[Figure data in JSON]
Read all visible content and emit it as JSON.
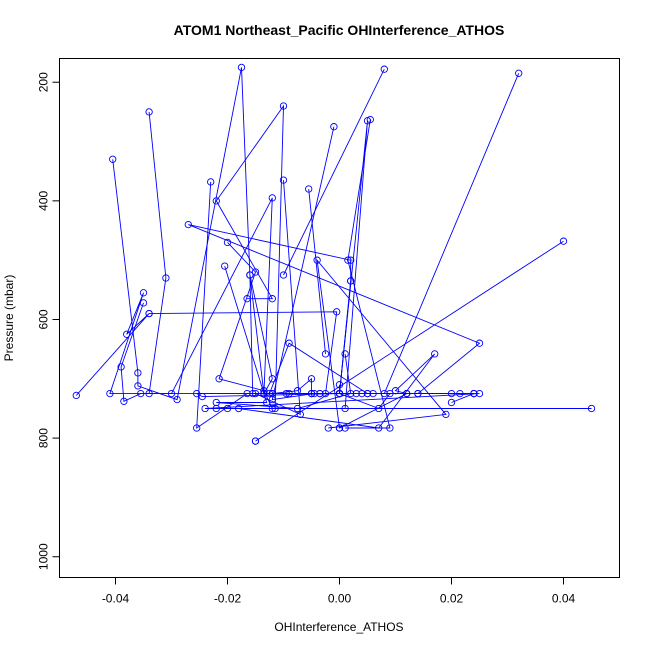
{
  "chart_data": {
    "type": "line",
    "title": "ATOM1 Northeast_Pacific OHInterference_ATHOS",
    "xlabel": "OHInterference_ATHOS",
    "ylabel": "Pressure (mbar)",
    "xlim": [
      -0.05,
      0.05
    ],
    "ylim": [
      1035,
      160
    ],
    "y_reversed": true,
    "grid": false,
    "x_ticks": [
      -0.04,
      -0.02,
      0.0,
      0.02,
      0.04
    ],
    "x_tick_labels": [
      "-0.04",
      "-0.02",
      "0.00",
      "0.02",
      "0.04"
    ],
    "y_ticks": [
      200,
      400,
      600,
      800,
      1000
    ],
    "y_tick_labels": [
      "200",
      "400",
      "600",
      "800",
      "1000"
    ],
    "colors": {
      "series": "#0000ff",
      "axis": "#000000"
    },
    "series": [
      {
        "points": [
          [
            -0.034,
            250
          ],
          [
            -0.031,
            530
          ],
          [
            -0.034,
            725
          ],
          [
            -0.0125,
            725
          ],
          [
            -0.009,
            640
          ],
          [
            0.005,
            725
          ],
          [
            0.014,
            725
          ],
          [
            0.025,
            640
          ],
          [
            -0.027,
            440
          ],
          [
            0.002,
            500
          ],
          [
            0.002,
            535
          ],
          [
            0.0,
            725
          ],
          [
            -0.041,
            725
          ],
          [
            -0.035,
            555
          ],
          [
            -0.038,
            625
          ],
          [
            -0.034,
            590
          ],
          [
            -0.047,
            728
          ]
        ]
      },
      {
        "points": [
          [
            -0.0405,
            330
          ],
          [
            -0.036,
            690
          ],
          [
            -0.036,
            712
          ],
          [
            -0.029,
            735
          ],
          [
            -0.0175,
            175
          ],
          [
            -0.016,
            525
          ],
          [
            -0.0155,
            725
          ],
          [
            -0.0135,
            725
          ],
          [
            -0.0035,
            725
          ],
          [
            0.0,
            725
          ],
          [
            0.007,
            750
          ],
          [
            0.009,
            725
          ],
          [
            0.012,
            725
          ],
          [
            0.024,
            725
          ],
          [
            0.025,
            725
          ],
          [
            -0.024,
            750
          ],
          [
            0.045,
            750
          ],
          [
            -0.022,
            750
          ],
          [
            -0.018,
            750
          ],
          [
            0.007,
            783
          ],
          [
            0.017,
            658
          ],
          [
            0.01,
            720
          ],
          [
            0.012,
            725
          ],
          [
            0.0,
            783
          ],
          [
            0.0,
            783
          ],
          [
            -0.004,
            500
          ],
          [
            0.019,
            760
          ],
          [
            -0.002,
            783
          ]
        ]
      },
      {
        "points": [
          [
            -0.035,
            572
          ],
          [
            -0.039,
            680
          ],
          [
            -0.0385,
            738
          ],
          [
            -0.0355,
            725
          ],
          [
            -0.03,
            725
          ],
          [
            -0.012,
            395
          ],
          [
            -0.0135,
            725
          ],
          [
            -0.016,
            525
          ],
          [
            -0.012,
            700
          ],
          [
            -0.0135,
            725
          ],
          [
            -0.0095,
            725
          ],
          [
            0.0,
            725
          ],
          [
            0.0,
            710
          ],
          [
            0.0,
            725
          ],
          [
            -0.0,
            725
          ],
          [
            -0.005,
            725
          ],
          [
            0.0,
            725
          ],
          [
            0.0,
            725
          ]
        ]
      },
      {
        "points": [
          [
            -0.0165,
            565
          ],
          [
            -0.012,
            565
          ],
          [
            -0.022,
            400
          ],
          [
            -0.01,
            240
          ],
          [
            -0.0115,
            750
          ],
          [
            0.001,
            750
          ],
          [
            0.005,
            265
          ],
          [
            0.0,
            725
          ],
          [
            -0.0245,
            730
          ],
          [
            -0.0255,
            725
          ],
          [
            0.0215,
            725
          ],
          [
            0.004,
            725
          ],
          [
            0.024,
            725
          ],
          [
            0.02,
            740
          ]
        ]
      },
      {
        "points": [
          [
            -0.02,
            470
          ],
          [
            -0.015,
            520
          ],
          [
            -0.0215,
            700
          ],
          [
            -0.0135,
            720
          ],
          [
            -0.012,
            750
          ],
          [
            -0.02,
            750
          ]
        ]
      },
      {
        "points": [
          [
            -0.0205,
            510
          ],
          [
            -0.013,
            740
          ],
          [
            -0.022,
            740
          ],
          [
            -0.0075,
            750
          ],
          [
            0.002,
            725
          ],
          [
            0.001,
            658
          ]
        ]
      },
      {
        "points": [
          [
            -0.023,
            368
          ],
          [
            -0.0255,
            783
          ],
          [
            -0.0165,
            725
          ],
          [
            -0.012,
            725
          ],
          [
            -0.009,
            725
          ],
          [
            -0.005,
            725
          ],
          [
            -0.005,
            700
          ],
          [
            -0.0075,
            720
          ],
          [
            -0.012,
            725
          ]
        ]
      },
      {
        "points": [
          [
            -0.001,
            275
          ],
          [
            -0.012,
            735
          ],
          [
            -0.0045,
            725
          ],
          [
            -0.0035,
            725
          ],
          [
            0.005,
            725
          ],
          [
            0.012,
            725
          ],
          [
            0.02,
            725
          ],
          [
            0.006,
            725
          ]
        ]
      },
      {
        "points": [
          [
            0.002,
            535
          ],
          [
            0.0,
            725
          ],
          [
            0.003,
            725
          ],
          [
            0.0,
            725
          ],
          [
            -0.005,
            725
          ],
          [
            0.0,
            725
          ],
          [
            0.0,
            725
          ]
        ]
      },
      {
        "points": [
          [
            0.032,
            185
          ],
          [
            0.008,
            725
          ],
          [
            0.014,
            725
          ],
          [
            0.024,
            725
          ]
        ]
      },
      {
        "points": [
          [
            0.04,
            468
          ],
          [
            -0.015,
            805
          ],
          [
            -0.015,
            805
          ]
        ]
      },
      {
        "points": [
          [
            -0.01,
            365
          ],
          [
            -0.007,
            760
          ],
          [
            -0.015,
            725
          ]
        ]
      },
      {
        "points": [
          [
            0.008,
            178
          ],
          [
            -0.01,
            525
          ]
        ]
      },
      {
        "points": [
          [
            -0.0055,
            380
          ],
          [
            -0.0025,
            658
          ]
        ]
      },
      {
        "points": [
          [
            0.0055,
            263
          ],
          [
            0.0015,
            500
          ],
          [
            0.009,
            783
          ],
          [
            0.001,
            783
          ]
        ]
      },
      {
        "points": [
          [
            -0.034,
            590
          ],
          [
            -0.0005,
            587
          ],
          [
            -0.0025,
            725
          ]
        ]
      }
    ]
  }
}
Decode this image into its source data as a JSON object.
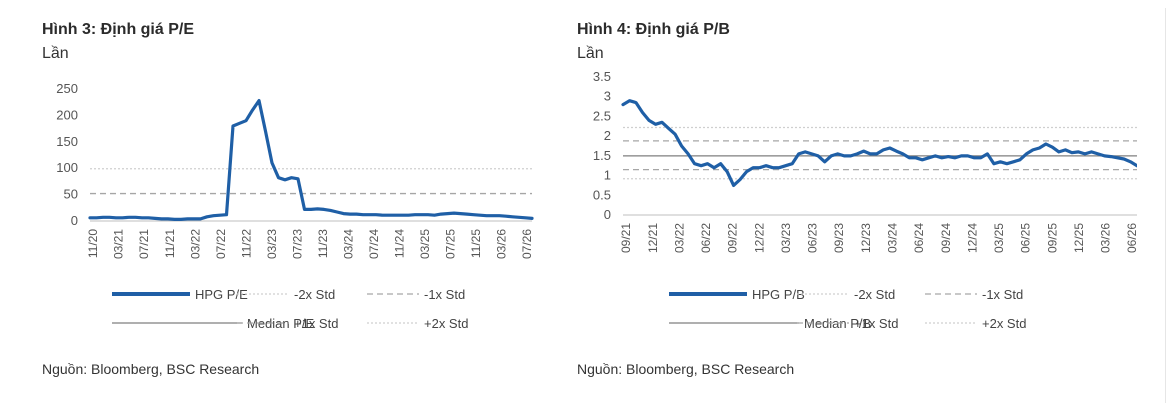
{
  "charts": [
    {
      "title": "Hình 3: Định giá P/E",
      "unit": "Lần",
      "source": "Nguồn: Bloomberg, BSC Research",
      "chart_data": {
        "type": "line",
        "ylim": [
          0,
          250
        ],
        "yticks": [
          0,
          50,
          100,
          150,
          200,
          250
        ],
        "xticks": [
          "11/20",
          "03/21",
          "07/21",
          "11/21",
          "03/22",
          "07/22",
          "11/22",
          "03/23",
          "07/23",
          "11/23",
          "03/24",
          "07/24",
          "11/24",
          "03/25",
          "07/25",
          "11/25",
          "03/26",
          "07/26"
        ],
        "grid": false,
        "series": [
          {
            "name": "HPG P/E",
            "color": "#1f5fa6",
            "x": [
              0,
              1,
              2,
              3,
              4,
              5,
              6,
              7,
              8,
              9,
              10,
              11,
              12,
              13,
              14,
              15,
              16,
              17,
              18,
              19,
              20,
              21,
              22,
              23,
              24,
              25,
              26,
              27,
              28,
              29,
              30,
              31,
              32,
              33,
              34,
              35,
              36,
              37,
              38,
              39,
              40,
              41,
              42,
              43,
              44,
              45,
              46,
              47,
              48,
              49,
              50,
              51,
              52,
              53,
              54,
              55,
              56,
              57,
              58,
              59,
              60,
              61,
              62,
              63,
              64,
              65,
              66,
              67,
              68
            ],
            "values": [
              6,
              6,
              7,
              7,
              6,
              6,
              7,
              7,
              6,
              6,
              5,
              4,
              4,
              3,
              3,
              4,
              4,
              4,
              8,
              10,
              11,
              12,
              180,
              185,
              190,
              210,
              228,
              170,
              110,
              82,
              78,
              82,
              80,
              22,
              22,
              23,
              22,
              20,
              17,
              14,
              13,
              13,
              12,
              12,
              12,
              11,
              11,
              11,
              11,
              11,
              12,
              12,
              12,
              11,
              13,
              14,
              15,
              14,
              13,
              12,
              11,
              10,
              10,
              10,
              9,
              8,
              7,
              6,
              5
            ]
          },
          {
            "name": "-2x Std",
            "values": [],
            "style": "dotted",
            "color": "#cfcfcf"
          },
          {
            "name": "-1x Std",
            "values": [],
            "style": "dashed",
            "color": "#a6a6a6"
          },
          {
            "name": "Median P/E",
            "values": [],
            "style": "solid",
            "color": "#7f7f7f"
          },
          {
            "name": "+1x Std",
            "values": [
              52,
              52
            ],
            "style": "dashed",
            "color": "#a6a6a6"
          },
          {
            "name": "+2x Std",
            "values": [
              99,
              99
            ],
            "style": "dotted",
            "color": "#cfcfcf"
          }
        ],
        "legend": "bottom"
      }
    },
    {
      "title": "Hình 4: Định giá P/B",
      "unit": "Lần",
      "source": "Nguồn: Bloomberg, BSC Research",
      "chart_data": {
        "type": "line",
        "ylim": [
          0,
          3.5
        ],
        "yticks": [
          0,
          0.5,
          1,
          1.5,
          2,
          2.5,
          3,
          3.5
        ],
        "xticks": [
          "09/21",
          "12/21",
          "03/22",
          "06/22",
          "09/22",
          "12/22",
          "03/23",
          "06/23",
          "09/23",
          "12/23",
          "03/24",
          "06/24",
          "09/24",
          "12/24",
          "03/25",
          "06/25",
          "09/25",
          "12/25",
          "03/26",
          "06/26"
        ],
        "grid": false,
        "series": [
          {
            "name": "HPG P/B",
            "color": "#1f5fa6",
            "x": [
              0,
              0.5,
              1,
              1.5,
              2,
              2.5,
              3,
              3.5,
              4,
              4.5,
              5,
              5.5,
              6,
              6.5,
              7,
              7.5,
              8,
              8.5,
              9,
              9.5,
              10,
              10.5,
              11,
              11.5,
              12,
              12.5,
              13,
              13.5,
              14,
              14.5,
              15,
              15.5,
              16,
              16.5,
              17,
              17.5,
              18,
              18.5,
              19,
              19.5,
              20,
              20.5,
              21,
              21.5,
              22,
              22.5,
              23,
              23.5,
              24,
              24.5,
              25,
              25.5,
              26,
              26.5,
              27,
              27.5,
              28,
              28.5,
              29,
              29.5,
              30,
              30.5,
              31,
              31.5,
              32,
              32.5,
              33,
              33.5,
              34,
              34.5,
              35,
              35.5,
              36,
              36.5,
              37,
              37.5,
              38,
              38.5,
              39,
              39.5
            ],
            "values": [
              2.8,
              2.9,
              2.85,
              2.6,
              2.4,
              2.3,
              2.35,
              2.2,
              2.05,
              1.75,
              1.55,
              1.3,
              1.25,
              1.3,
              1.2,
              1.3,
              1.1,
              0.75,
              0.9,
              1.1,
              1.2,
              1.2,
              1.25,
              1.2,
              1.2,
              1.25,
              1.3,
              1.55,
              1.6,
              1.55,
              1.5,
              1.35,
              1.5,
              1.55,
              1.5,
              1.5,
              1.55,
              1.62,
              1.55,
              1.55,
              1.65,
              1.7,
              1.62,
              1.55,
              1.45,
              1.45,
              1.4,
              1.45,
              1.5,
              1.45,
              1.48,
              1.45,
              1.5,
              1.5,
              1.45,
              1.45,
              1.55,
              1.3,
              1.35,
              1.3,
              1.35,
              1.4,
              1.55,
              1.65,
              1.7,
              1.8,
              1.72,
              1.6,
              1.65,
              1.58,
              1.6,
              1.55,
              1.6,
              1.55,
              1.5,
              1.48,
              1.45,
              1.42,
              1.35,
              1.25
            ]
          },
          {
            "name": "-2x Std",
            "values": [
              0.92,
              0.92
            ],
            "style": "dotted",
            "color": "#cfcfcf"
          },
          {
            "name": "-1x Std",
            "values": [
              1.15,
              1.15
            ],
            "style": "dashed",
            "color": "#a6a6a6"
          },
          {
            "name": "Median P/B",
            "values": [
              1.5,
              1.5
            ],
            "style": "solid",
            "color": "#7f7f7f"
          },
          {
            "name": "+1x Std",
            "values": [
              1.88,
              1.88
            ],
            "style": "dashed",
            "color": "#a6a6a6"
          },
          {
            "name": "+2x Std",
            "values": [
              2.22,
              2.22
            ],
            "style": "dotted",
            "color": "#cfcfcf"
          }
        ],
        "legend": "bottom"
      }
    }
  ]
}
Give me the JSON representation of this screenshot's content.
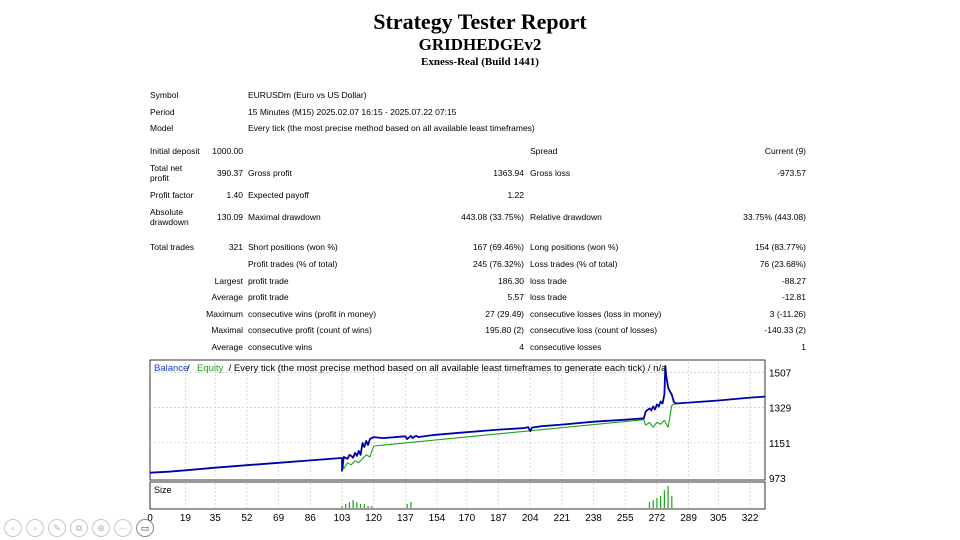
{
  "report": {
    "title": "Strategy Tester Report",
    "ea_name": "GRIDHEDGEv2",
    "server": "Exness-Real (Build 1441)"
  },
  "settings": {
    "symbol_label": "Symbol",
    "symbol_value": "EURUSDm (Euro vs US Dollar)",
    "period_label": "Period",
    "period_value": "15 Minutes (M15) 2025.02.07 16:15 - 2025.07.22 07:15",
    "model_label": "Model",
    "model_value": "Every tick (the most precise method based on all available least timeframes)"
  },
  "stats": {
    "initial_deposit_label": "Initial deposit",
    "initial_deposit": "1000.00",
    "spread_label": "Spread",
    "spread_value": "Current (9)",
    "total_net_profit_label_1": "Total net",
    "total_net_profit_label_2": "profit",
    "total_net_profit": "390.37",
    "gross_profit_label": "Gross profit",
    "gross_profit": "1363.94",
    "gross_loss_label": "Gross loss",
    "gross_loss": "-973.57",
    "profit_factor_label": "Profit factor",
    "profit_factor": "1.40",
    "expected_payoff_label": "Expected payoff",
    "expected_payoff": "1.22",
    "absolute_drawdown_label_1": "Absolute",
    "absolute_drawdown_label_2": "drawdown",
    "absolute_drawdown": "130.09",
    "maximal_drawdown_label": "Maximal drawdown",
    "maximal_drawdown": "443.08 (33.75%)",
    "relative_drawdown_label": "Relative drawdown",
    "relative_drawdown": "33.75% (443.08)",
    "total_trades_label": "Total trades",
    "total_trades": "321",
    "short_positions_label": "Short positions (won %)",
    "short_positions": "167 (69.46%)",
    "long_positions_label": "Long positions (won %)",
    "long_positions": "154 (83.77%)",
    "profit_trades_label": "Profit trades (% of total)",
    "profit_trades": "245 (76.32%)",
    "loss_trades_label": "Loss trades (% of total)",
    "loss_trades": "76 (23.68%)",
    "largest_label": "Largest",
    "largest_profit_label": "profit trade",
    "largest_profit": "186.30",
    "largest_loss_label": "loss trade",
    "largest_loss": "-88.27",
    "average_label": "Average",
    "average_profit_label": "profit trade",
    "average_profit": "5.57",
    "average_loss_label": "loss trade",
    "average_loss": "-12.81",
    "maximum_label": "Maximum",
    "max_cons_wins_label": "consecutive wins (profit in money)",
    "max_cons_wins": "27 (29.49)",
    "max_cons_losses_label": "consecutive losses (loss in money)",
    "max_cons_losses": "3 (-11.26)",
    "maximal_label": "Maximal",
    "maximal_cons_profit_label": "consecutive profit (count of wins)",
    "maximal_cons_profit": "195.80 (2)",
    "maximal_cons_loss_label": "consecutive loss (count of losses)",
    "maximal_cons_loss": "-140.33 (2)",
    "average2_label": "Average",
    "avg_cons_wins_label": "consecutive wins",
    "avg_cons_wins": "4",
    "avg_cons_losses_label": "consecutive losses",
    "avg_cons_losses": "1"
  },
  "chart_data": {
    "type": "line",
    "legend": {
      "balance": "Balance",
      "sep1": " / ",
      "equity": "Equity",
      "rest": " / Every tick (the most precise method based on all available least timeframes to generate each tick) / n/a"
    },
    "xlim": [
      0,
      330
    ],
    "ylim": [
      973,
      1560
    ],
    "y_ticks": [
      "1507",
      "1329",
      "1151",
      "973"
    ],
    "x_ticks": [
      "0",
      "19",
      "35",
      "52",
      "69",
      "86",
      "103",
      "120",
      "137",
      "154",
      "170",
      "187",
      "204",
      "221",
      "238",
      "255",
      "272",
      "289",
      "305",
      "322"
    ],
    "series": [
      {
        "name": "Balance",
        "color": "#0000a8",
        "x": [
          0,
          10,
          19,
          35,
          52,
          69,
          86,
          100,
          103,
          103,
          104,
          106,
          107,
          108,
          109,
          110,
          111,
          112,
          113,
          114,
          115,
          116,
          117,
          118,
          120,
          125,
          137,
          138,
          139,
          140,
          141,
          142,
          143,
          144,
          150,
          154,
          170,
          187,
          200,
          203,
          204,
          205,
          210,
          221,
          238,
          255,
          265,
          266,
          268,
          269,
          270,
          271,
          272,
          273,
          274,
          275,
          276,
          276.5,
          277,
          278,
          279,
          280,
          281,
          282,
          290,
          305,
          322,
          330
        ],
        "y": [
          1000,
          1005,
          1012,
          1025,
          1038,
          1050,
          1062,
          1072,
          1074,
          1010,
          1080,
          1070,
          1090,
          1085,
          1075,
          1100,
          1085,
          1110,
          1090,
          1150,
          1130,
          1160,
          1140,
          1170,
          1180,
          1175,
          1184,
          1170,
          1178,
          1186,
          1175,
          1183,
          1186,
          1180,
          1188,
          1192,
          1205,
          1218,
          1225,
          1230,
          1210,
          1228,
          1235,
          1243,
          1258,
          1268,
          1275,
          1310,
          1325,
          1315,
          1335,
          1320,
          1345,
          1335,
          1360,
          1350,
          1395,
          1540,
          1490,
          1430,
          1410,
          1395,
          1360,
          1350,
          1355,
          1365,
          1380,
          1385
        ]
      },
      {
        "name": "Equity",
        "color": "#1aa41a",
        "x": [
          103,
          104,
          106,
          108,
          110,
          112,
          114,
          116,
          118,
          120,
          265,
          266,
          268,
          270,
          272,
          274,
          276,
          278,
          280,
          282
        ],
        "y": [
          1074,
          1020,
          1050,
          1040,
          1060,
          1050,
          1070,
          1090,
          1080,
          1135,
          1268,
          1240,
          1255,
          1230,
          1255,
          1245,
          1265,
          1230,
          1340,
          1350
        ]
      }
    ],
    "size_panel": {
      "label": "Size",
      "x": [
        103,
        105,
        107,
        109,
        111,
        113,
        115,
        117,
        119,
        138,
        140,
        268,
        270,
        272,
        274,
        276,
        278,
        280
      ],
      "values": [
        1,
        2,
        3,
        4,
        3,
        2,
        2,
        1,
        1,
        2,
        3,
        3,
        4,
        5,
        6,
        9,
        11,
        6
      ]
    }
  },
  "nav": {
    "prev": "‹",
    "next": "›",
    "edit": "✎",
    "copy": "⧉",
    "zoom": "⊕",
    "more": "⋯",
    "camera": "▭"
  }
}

Exercise directions
Identify every line holding the word "available" and copy it out.

Written answer
    "model_value": "Every tick (the most precise method based on all available least timeframes)"
      "rest": " / Every tick (the most precise method based on all available least timeframes to generate each tick) / n/a"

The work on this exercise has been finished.